Exercise objective: Every line below is to be quoted exactly, with nothing added or dropped.

+ + + + +

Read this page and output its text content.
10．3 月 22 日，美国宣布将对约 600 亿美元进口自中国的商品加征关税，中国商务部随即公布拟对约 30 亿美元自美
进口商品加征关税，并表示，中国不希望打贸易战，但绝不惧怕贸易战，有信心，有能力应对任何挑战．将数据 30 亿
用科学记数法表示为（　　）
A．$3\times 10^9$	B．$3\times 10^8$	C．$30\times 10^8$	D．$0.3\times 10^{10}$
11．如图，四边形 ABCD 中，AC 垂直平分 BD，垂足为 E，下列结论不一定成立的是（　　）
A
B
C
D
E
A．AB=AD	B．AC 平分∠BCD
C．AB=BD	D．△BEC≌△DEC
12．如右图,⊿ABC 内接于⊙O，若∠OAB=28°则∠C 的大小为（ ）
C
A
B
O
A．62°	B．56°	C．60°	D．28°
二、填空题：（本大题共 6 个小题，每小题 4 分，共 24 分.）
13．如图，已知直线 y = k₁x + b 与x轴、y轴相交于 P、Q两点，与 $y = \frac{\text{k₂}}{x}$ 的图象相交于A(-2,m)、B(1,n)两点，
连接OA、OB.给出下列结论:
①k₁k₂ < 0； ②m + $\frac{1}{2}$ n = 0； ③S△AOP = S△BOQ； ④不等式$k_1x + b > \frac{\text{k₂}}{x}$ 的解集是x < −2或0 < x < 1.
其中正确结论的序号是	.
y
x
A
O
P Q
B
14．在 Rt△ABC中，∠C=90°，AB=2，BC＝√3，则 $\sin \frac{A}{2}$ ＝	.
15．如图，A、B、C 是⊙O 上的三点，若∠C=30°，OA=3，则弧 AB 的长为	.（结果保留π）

+ + + + +

Response:
Read this page and output its text content.
10．3 月 22 日，美国宣布将对约 600 亿美元进口自中国的商品加征关税，中国商务部随即公布拟对约 30 亿美元自美
进口商品加征关税，并表示，中国不希望打贸易战，但绝不惧怕贸易战，有信心，有能力应对任何挑战．将数据 30 亿
用科学记数法表示为（　　）
A．$3\times 10^9$	B．$3\times 10^8$	C．$30\times 10^8$	D．$0.3\times 10^{10}$
11．如图，四边形 ABCD 中，AC 垂直平分 BD，垂足为 E，下列结论不一定成立的是（　　）
A
B
C
D
E
A．AB=AD	B．AC 平分∠BCD
C．AB=BD	D．△BEC≌△DEC
12．如右图,⊿ABC 内接于⊙O，若∠OAB=28°则∠C 的大小为（ ）
C
A
B
O
A．62°	B．56°	C．60°	D．28°
二、填空题：（本大题共 6 个小题，每小题 4 分，共 24 分.）
13．如图，已知直线 y = k₁x + b 与x轴、y轴相交于 P、Q两点，与 $y = \frac{\text{k₂}}{x}$ 的图象相交于A(-2,m)、B(1,n)两点，
连接OA、OB.给出下列结论:
①k₁k₂ < 0； ②m + $\frac{1}{2}$ n = 0； ③S△AOP = S△BOQ； ④不等式$k_1x + b > \frac{\text{k₂}}{x}$ 的解集是x < −2或0 < x < 1.
其中正确结论的序号是	.
y
x
A
O
P Q
B
14．在 Rt△ABC中，∠C=90°，AB=2，BC＝√3，则 $\sin \frac{A}{2}$ ＝	.
15．如图，A、B、C 是⊙O 上的三点，若∠C=30°，OA=3，则弧 AB 的长为	.（结果保留π）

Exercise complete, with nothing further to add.